▶ **What needs to be done**
Copy out the records below, swapping "Epoch" for "Iteration" and leaving everything else unchanged.

______________________________

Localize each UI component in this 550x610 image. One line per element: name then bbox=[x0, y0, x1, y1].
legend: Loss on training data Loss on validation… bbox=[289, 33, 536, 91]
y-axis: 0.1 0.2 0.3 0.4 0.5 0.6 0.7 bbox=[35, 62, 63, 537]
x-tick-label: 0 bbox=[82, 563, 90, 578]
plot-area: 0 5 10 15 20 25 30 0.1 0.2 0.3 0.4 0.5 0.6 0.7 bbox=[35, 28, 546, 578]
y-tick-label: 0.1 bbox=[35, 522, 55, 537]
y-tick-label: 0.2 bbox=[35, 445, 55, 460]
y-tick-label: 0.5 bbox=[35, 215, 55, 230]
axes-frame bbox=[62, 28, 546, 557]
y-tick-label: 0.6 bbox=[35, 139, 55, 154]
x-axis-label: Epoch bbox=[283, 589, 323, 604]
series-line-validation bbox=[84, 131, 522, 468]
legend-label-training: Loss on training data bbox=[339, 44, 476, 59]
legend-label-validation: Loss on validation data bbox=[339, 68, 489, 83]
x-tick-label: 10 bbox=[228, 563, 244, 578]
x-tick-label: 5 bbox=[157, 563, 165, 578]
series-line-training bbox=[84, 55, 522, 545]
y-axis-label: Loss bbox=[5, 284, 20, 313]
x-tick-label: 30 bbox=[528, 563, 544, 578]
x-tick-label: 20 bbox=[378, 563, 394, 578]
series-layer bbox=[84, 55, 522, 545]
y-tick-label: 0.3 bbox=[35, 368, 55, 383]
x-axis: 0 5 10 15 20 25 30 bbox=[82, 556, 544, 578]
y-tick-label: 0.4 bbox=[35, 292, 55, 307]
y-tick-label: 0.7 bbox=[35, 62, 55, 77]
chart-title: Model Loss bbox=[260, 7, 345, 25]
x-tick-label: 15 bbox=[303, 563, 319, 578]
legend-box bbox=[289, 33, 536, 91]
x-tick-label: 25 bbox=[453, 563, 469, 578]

______________________________

▶ **The output**
Localize each UI component in this 550x610 image. One line per element: name then bbox=[x0, y0, x1, y1].
legend: Loss on training data Loss on validation… bbox=[289, 33, 536, 91]
y-axis: 0.1 0.2 0.3 0.4 0.5 0.6 0.7 bbox=[35, 62, 63, 537]
x-tick-label: 0 bbox=[82, 563, 90, 578]
plot-area: 0 5 10 15 20 25 30 0.1 0.2 0.3 0.4 0.5 0.6 0.7 bbox=[35, 28, 546, 578]
y-tick-label: 0.1 bbox=[35, 522, 55, 537]
y-tick-label: 0.2 bbox=[35, 445, 55, 460]
y-tick-label: 0.5 bbox=[35, 215, 55, 230]
axes-frame bbox=[62, 28, 546, 557]
y-tick-label: 0.6 bbox=[35, 139, 55, 154]
x-axis-label: Iteration bbox=[283, 589, 323, 604]
series-line-validation bbox=[84, 131, 522, 468]
legend-label-training: Loss on training data bbox=[339, 44, 476, 59]
legend-label-validation: Loss on validation data bbox=[339, 68, 489, 83]
x-tick-label: 10 bbox=[228, 563, 244, 578]
x-tick-label: 5 bbox=[157, 563, 165, 578]
series-line-training bbox=[84, 55, 522, 545]
y-axis-label: Loss bbox=[5, 284, 20, 313]
x-tick-label: 30 bbox=[528, 563, 544, 578]
x-tick-label: 20 bbox=[378, 563, 394, 578]
series-layer bbox=[84, 55, 522, 545]
y-tick-label: 0.3 bbox=[35, 368, 55, 383]
x-axis: 0 5 10 15 20 25 30 bbox=[82, 556, 544, 578]
y-tick-label: 0.4 bbox=[35, 292, 55, 307]
y-tick-label: 0.7 bbox=[35, 62, 55, 77]
chart-title: Model Loss bbox=[260, 7, 345, 25]
x-tick-label: 15 bbox=[303, 563, 319, 578]
legend-box bbox=[289, 33, 536, 91]
x-tick-label: 25 bbox=[453, 563, 469, 578]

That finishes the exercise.